• _Job_:
Among the lines of this listing, determine how many contain the string "mirror". Answer with the number only.
----- Extracted entries
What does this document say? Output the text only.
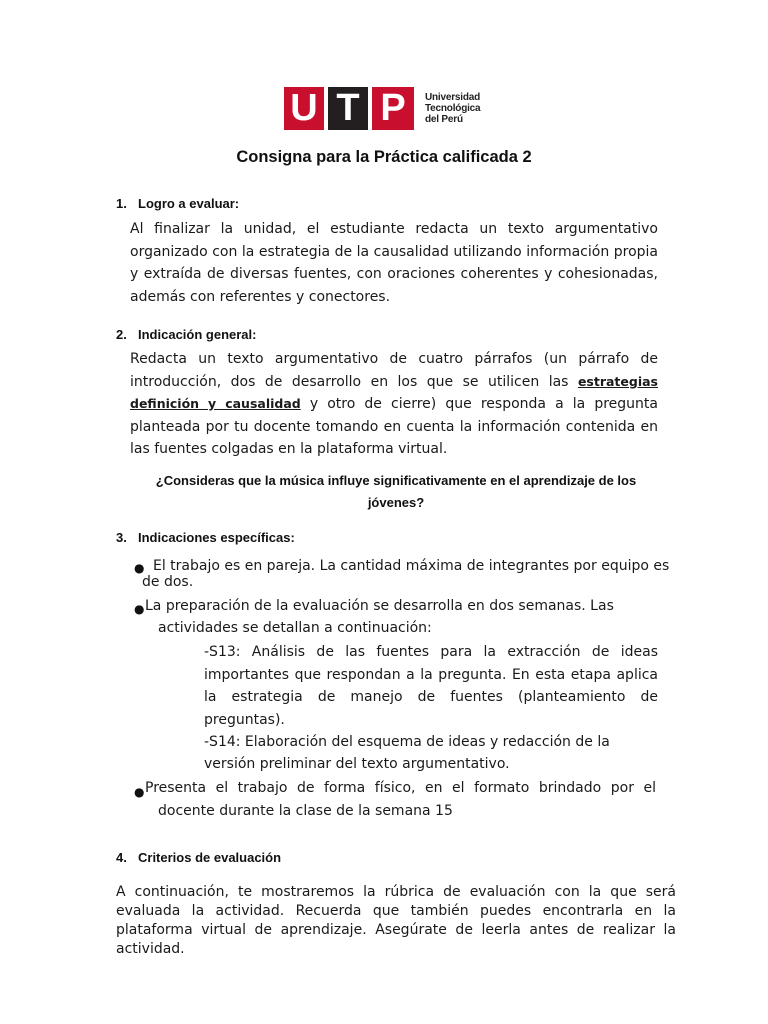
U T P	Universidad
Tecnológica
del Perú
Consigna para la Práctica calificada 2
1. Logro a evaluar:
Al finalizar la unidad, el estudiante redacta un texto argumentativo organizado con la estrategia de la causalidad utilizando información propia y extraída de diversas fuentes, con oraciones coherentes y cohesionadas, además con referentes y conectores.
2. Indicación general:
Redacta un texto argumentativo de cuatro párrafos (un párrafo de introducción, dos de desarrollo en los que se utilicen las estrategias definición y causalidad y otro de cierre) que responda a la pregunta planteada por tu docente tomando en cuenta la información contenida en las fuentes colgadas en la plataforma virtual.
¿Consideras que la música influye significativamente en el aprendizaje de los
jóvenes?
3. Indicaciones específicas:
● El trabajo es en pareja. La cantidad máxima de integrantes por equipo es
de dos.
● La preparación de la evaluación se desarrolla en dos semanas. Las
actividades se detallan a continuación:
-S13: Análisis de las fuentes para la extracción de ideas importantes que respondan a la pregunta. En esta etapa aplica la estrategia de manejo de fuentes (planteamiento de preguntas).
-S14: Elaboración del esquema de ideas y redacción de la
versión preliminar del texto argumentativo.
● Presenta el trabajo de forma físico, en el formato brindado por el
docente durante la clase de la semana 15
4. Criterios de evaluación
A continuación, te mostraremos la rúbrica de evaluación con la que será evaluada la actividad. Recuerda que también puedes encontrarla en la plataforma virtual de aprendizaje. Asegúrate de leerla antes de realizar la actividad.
----------
----- Extracted entries
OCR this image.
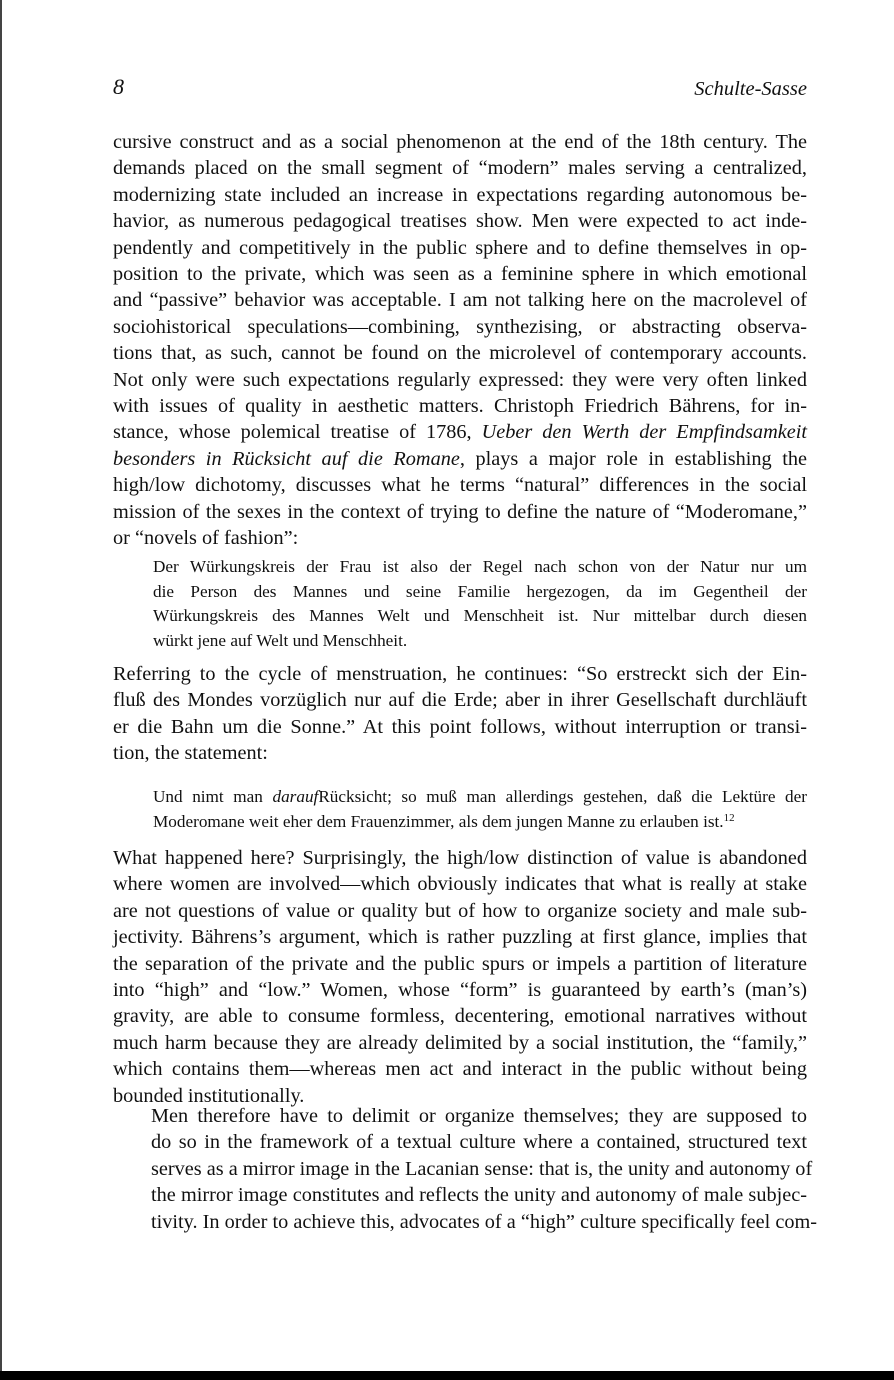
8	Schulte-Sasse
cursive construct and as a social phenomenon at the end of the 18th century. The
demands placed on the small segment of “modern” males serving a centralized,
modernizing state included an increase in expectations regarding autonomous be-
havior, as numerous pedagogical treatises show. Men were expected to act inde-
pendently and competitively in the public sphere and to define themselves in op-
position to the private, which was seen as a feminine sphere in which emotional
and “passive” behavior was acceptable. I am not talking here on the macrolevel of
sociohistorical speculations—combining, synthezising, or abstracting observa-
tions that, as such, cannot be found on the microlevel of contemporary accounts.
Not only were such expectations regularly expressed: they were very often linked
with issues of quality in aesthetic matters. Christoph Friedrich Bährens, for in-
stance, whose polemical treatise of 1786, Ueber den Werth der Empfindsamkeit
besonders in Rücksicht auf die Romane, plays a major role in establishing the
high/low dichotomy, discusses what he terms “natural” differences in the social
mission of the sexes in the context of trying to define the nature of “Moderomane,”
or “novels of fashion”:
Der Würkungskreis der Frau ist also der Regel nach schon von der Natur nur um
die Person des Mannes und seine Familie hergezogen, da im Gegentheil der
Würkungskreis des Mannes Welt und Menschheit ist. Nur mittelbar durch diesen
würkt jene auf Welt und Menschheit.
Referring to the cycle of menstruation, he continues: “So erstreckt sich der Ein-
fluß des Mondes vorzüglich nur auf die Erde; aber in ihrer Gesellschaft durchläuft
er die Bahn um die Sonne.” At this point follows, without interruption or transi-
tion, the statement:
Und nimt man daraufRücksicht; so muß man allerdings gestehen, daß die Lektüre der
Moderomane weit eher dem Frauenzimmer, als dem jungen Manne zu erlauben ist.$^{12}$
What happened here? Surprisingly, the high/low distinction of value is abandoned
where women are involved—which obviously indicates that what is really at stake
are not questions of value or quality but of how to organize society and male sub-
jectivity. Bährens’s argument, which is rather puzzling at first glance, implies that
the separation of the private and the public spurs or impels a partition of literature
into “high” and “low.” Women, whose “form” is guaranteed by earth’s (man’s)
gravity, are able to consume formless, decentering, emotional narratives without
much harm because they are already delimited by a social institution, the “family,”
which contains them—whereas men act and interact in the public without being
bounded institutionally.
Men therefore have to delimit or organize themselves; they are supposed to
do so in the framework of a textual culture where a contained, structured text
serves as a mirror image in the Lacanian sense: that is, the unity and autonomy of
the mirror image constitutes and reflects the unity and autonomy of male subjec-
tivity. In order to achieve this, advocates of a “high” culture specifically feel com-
----------
• _Answer for the task_:
2